[Data entries]
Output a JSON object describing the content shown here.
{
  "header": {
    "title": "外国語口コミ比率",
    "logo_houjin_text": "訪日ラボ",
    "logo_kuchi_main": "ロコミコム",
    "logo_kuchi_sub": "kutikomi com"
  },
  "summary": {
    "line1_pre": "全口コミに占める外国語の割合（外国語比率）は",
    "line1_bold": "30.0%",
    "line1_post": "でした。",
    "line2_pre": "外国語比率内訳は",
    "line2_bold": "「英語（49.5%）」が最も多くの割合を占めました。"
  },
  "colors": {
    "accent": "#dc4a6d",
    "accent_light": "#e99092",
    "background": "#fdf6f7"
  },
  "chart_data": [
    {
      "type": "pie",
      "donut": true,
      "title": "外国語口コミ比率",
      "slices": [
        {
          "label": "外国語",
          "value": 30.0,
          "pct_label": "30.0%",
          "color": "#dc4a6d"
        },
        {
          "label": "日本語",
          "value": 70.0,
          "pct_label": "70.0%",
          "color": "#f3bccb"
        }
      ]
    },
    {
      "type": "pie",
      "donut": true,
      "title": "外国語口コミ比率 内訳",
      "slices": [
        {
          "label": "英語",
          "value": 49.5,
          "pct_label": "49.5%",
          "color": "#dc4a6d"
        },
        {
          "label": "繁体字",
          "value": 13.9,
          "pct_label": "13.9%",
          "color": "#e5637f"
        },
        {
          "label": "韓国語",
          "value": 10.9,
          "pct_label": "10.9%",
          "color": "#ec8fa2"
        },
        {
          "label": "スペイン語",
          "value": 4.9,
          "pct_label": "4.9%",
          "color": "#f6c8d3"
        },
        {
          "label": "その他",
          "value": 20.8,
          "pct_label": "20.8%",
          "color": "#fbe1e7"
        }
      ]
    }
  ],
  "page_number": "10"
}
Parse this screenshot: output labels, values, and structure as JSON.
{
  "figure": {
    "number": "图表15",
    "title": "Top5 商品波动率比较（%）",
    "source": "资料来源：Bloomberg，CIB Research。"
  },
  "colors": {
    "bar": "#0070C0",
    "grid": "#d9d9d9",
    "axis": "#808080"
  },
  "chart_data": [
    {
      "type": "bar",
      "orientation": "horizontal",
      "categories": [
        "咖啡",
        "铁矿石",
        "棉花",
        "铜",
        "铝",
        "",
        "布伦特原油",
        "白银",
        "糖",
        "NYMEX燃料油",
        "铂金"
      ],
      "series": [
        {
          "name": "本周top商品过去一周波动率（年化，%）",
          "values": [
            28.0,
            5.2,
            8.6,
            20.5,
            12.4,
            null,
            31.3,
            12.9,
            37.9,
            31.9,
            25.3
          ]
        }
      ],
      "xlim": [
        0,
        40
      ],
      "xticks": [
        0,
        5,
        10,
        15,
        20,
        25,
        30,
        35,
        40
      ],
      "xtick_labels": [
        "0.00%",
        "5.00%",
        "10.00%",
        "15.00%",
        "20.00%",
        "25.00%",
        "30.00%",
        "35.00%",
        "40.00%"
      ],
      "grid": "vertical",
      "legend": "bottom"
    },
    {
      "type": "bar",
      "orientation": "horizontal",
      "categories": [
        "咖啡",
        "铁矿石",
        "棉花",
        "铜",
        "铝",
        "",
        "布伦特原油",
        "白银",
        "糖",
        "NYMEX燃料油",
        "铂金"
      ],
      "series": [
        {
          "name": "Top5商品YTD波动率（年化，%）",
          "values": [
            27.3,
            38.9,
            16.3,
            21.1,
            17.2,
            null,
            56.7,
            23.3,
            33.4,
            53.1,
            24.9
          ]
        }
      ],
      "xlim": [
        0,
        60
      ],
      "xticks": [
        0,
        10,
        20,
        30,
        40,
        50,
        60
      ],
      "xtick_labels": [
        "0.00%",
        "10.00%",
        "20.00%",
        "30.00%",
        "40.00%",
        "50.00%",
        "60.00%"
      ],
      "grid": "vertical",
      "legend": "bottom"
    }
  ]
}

THE PROBLEM:
Copy all of the data. Keep every word exactly as it is.

ANSWER:
Output a JSON object describing the content shown here.
{
  "header": {
    "title": "外国語口コミ比率",
    "logo_houjin_text": "訪日ラボ",
    "logo_kuchi_main": "ロコミコム",
    "logo_kuchi_sub": "kutikomi com"
  },
  "summary": {
    "line1_pre": "全口コミに占める外国語の割合（外国語比率）は",
    "line1_bold": "30.0%",
    "line1_post": "でした。",
    "line2_pre": "外国語比率内訳は",
    "line2_bold": "「英語（49.5%）」が最も多くの割合を占めました。"
  },
  "colors": {
    "accent": "#dc4a6d",
    "accent_light": "#e99092",
    "background": "#fdf6f7"
  },
  "chart_data": [
    {
      "type": "pie",
      "donut": true,
      "title": "外国語口コミ比率",
      "slices": [
        {
          "label": "外国語",
          "value": 30.0,
          "pct_label": "30.0%",
          "color": "#dc4a6d"
        },
        {
          "label": "日本語",
          "value": 70.0,
          "pct_label": "70.0%",
          "color": "#f3bccb"
        }
      ]
    },
    {
      "type": "pie",
      "donut": true,
      "title": "外国語口コミ比率 内訳",
      "slices": [
        {
          "label": "英語",
          "value": 49.5,
          "pct_label": "49.5%",
          "color": "#dc4a6d"
        },
        {
          "label": "繁体字",
          "value": 13.9,
          "pct_label": "13.9%",
          "color": "#e5637f"
        },
        {
          "label": "韓国語",
          "value": 10.9,
          "pct_label": "10.9%",
          "color": "#ec8fa2"
        },
        {
          "label": "スペイン語",
          "value": 4.9,
          "pct_label": "4.9%",
          "color": "#f6c8d3"
        },
        {
          "label": "その他",
          "value": 20.8,
          "pct_label": "20.8%",
          "color": "#fbe1e7"
        }
      ]
    }
  ],
  "page_number": "10"
}
Parse this screenshot: output labels, values, and structure as JSON.
{
  "figure": {
    "number": "图表15",
    "title": "Top5 商品波动率比较（%）",
    "source": "资料来源：Bloomberg，CIB Research。"
  },
  "colors": {
    "bar": "#0070C0",
    "grid": "#d9d9d9",
    "axis": "#808080"
  },
  "chart_data": [
    {
      "type": "bar",
      "orientation": "horizontal",
      "categories": [
        "咖啡",
        "铁矿石",
        "棉花",
        "铜",
        "铝",
        "",
        "布伦特原油",
        "白银",
        "糖",
        "NYMEX燃料油",
        "铂金"
      ],
      "series": [
        {
          "name": "本周top商品过去一周波动率（年化，%）",
          "values": [
            28.0,
            5.2,
            8.6,
            20.5,
            12.4,
            null,
            31.3,
            12.9,
            37.9,
            31.9,
            25.3
          ]
        }
      ],
      "xlim": [
        0,
        40
      ],
      "xticks": [
        0,
        5,
        10,
        15,
        20,
        25,
        30,
        35,
        40
      ],
      "xtick_labels": [
        "0.00%",
        "5.00%",
        "10.00%",
        "15.00%",
        "20.00%",
        "25.00%",
        "30.00%",
        "35.00%",
        "40.00%"
      ],
      "grid": "vertical",
      "legend": "bottom"
    },
    {
      "type": "bar",
      "orientation": "horizontal",
      "categories": [
        "咖啡",
        "铁矿石",
        "棉花",
        "铜",
        "铝",
        "",
        "布伦特原油",
        "白银",
        "糖",
        "NYMEX燃料油",
        "铂金"
      ],
      "series": [
        {
          "name": "Top5商品YTD波动率（年化，%）",
          "values": [
            27.3,
            38.9,
            16.3,
            21.1,
            17.2,
            null,
            56.7,
            23.3,
            33.4,
            53.1,
            24.9
          ]
        }
      ],
      "xlim": [
        0,
        60
      ],
      "xticks": [
        0,
        10,
        20,
        30,
        40,
        50,
        60
      ],
      "xtick_labels": [
        "0.00%",
        "10.00%",
        "20.00%",
        "30.00%",
        "40.00%",
        "50.00%",
        "60.00%"
      ],
      "grid": "vertical",
      "legend": "bottom"
    }
  ]
}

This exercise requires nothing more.